* **Extracted entries**
⟨
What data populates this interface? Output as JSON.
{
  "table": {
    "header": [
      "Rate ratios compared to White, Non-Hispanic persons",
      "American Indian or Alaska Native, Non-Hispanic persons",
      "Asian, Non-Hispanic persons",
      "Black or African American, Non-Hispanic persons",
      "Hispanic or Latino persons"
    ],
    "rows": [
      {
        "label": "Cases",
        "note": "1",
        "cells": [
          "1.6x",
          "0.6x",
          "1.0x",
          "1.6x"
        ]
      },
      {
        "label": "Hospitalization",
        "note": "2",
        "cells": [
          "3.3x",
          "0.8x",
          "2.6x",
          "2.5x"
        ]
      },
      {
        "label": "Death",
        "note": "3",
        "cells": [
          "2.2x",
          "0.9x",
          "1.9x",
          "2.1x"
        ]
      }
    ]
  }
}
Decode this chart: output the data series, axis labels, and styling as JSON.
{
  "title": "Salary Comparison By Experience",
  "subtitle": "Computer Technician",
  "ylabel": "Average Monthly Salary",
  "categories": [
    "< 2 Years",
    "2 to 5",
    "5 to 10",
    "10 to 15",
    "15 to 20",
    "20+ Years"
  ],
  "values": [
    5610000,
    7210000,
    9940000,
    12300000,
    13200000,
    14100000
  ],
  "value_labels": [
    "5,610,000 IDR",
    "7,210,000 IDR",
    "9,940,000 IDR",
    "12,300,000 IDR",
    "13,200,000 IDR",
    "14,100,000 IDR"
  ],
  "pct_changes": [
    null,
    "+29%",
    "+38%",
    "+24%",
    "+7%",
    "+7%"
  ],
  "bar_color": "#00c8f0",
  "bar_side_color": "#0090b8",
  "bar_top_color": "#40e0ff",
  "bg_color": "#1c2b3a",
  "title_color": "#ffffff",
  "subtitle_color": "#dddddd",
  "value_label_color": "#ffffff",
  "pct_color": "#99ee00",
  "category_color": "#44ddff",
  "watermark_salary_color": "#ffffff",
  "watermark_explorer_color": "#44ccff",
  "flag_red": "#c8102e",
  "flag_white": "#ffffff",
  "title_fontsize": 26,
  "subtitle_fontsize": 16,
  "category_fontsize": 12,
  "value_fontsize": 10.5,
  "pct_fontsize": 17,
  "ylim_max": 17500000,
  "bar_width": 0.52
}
⟩
* **Task directions**
Pull out all lines from the entries above in which the word "this" appears.

* **Solution to the problem**
What data populates this interface? Output as JSON.
Decode this chart: output the data series, axis labels, and styling as JSON.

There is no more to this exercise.